GOAL: Extract each line from the entries below that has the string "videoholka" in it.
....
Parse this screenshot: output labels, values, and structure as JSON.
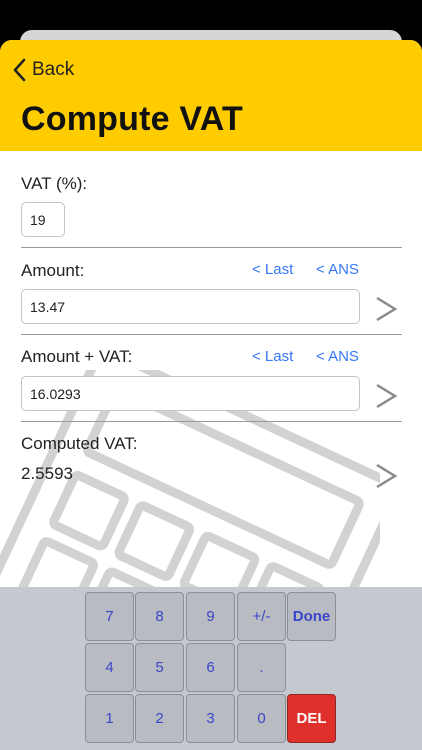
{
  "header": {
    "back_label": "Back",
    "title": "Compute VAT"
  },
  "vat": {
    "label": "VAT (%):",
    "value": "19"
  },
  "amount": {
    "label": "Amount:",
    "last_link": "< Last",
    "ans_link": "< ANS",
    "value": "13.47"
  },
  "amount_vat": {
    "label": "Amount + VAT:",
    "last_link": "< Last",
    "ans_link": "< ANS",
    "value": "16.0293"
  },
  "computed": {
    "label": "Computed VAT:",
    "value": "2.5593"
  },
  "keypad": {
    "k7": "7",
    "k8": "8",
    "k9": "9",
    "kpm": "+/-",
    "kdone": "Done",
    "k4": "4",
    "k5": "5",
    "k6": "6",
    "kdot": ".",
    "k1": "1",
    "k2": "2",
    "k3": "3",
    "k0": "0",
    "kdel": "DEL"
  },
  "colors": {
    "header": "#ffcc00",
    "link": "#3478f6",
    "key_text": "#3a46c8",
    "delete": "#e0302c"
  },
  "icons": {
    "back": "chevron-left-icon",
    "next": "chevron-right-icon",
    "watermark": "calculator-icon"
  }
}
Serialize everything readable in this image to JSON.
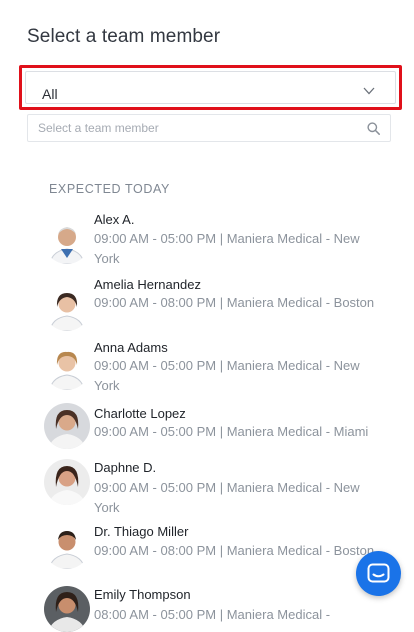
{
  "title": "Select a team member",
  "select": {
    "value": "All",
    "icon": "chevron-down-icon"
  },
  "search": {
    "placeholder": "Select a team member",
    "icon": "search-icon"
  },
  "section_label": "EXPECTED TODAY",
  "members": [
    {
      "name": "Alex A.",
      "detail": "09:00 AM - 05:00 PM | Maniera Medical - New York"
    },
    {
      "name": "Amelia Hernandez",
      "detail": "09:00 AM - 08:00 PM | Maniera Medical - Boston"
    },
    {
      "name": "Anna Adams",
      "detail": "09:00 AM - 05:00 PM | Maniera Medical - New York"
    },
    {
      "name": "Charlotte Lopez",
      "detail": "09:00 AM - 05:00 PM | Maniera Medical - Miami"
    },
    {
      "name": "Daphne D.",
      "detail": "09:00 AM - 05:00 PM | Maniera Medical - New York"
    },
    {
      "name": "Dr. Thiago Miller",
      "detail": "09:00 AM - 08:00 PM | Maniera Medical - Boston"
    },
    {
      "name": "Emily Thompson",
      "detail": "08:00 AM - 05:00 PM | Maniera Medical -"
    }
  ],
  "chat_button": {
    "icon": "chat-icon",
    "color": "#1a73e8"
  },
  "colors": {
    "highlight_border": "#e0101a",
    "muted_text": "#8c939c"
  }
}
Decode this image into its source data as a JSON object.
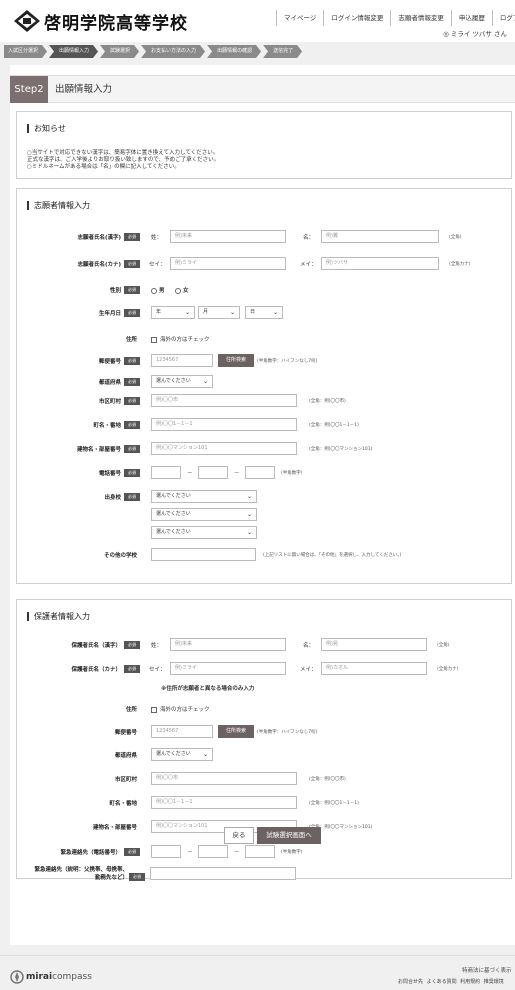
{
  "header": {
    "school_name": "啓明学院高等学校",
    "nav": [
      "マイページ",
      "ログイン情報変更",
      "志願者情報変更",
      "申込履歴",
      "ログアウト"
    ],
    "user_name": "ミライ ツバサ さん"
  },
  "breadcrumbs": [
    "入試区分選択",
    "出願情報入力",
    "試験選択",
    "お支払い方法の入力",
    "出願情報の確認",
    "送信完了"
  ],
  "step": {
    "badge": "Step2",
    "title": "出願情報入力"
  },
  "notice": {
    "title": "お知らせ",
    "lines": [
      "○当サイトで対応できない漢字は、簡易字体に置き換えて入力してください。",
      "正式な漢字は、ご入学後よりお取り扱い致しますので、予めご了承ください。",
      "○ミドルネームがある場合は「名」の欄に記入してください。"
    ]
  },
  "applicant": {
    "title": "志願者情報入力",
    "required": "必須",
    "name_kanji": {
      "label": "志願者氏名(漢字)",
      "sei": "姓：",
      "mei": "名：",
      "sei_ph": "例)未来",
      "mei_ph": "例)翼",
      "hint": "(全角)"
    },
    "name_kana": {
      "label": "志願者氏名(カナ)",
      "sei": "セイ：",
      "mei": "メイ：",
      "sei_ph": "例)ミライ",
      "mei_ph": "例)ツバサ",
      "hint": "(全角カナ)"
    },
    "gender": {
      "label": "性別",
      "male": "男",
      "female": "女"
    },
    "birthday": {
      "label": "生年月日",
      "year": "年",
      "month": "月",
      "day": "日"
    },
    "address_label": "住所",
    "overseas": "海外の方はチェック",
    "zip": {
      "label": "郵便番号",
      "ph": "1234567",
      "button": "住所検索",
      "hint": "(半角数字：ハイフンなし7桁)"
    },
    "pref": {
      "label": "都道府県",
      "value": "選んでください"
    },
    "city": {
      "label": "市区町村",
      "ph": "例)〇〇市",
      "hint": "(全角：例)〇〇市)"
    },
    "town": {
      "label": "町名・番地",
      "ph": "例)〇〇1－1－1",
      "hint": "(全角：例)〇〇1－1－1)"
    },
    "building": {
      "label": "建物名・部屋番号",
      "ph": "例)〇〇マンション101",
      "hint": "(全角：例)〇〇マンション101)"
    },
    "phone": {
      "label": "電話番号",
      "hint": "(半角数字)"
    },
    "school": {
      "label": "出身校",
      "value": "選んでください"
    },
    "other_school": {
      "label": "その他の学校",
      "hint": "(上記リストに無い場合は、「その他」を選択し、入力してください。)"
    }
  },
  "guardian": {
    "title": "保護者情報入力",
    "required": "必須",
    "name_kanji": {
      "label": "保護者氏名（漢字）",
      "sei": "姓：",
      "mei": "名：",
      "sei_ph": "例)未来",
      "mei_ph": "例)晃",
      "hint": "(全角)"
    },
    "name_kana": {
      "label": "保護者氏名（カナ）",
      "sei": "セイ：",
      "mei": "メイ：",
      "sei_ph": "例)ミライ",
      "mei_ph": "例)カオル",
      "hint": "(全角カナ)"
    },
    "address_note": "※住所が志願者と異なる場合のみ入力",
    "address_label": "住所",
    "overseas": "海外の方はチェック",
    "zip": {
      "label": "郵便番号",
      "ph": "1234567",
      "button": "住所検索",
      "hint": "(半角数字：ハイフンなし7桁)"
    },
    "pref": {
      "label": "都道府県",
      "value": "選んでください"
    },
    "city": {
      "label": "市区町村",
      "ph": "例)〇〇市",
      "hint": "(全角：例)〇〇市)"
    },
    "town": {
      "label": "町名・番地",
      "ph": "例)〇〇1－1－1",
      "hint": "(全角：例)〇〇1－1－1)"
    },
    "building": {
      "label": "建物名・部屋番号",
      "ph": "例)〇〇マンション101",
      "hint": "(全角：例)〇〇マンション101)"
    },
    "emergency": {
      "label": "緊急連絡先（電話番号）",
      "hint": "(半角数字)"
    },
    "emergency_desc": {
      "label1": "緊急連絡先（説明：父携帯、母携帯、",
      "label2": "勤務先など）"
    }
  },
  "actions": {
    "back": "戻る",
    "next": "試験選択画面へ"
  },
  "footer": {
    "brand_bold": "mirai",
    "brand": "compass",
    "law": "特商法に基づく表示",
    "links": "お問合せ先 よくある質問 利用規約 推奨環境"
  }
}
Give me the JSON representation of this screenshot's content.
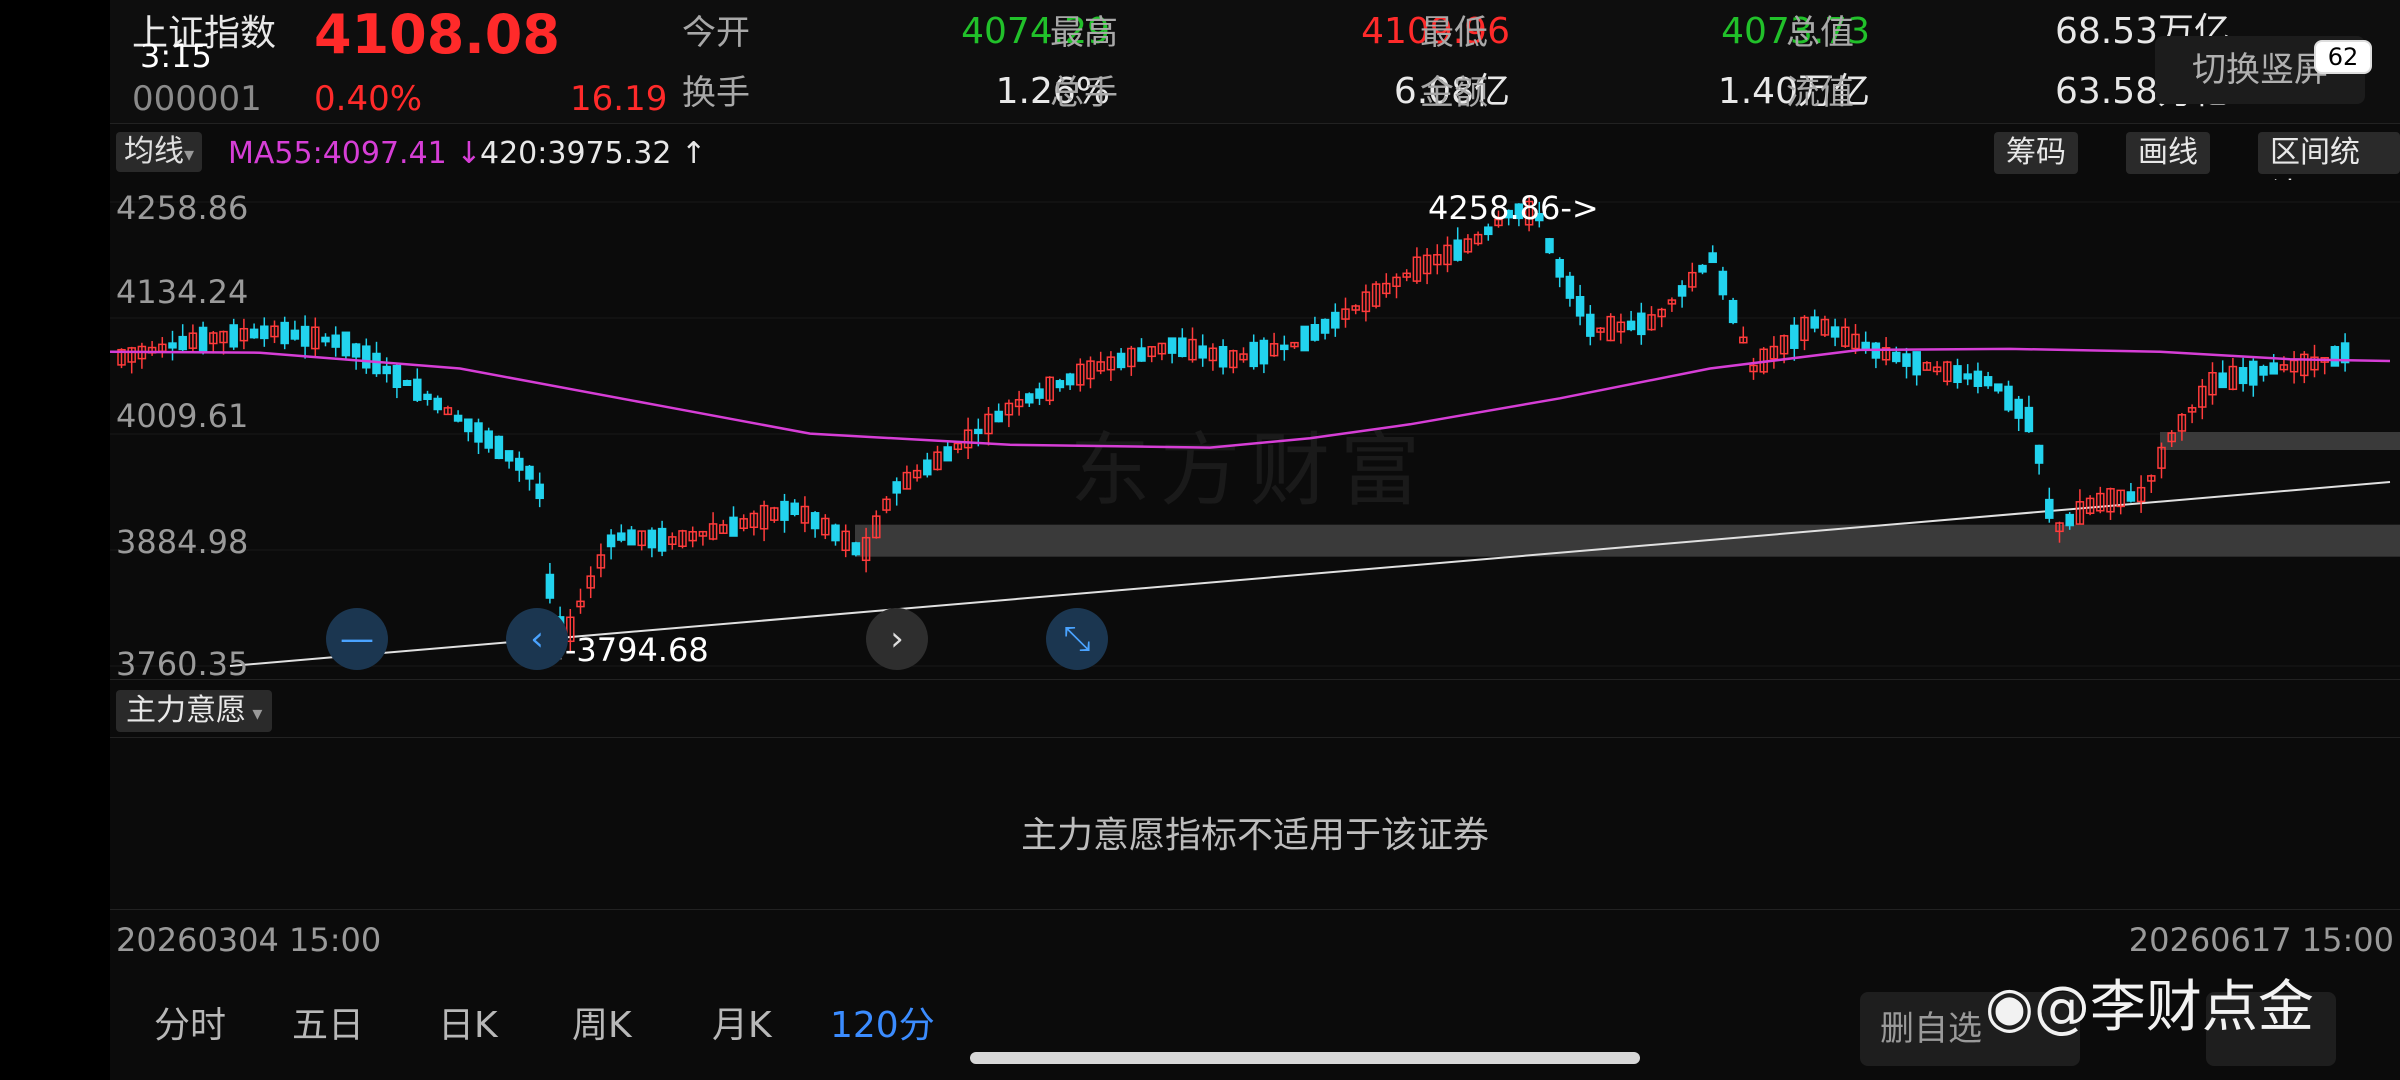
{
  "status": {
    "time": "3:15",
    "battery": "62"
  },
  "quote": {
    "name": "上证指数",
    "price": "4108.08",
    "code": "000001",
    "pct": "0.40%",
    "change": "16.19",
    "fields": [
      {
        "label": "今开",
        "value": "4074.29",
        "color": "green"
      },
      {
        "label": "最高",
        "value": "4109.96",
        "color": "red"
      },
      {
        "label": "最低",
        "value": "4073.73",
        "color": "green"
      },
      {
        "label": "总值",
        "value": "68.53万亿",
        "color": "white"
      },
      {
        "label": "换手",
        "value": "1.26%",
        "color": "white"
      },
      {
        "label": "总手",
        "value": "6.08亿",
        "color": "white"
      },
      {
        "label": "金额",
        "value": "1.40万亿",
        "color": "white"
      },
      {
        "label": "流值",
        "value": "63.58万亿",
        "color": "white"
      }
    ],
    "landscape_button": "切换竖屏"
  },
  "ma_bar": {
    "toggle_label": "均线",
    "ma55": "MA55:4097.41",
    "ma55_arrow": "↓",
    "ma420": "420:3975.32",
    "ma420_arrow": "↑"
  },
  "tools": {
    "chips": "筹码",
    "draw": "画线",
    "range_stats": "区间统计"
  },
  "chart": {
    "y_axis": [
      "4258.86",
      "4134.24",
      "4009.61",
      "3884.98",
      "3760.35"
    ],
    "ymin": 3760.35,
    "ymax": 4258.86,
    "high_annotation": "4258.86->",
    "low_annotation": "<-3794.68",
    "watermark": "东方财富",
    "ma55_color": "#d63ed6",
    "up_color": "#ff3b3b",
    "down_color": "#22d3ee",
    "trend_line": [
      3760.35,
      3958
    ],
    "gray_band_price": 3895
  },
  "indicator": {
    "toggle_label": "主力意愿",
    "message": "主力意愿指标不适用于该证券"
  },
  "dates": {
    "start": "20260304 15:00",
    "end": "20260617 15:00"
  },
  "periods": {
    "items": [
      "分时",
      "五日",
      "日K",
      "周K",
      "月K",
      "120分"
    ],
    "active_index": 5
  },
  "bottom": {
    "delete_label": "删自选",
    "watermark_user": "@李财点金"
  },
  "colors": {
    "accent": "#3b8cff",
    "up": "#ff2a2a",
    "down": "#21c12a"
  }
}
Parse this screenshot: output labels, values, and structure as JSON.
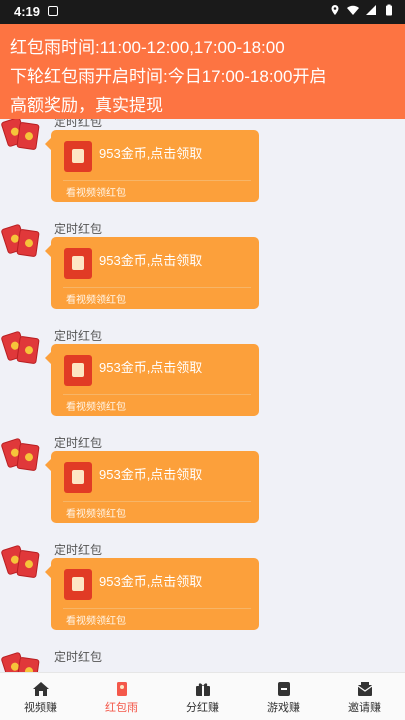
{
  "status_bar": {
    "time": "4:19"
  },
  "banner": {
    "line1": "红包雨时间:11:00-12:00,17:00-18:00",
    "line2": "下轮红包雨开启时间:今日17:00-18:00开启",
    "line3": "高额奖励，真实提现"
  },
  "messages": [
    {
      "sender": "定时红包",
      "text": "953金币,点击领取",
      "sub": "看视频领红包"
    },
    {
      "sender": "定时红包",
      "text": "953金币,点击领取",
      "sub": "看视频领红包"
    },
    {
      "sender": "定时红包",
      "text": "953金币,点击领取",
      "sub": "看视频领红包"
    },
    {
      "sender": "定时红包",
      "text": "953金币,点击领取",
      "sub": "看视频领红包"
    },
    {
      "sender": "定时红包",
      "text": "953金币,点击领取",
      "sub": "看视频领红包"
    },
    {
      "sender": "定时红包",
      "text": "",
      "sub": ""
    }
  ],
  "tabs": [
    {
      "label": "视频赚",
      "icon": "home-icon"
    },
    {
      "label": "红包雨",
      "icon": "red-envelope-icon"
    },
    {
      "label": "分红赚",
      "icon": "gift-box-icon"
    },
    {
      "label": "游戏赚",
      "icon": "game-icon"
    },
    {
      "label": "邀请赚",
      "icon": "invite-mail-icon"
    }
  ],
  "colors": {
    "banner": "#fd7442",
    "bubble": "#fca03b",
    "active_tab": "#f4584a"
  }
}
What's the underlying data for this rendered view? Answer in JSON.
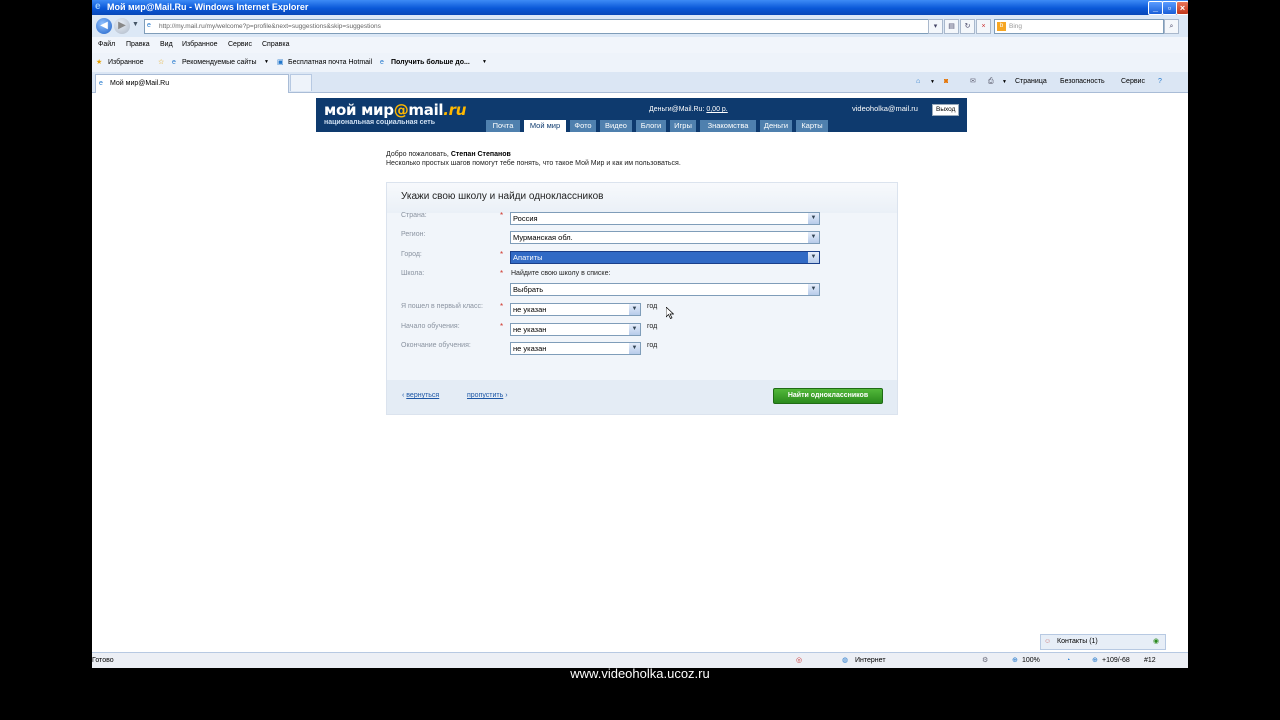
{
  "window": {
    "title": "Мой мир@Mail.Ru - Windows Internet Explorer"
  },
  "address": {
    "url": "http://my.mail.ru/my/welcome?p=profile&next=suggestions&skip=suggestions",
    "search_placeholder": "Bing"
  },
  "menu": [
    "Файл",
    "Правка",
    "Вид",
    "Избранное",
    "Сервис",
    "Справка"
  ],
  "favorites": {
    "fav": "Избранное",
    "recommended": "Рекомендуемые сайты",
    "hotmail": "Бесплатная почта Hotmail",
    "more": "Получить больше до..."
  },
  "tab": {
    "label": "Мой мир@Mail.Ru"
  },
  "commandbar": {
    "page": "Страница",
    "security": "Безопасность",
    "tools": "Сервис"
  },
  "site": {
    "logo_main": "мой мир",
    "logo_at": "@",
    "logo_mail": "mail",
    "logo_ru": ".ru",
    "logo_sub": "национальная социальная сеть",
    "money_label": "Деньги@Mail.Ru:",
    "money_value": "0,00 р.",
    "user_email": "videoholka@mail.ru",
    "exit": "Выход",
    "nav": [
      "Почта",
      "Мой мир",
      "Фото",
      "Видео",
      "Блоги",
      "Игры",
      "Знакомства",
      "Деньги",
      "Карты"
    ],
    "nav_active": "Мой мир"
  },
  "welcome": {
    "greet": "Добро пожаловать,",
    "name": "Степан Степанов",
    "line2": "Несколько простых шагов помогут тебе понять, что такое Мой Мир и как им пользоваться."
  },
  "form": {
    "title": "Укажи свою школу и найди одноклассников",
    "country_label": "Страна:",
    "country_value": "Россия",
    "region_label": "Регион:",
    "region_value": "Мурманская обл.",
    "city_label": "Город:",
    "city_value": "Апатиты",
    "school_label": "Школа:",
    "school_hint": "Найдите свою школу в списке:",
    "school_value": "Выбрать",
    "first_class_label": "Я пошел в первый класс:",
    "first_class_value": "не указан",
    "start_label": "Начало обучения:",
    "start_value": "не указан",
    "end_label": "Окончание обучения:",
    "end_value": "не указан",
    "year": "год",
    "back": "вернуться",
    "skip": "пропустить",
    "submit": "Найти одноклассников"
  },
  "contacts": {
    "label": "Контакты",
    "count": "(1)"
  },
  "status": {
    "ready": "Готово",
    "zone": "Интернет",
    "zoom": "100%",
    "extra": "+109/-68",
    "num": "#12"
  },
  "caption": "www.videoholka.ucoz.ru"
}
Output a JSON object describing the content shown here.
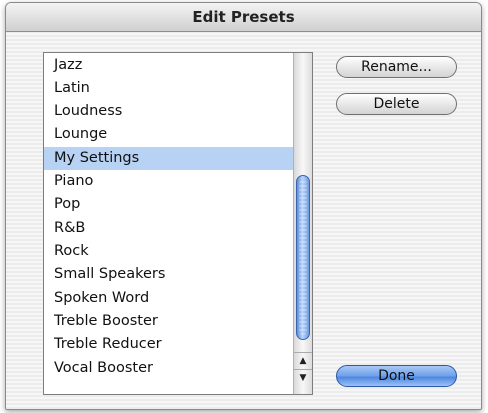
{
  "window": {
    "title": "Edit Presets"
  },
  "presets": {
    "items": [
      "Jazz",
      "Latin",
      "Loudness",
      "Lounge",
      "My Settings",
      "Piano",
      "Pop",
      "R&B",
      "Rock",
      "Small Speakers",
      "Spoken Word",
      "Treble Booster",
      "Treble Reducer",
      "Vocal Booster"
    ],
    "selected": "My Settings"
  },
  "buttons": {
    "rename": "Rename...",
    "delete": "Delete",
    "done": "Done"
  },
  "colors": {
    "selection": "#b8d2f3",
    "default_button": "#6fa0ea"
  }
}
....
RESULT FOR THIS EXERCISE:
    "user_email": "videoholka@mail.ru",
  "caption": "www.videoholka.ucoz.ru"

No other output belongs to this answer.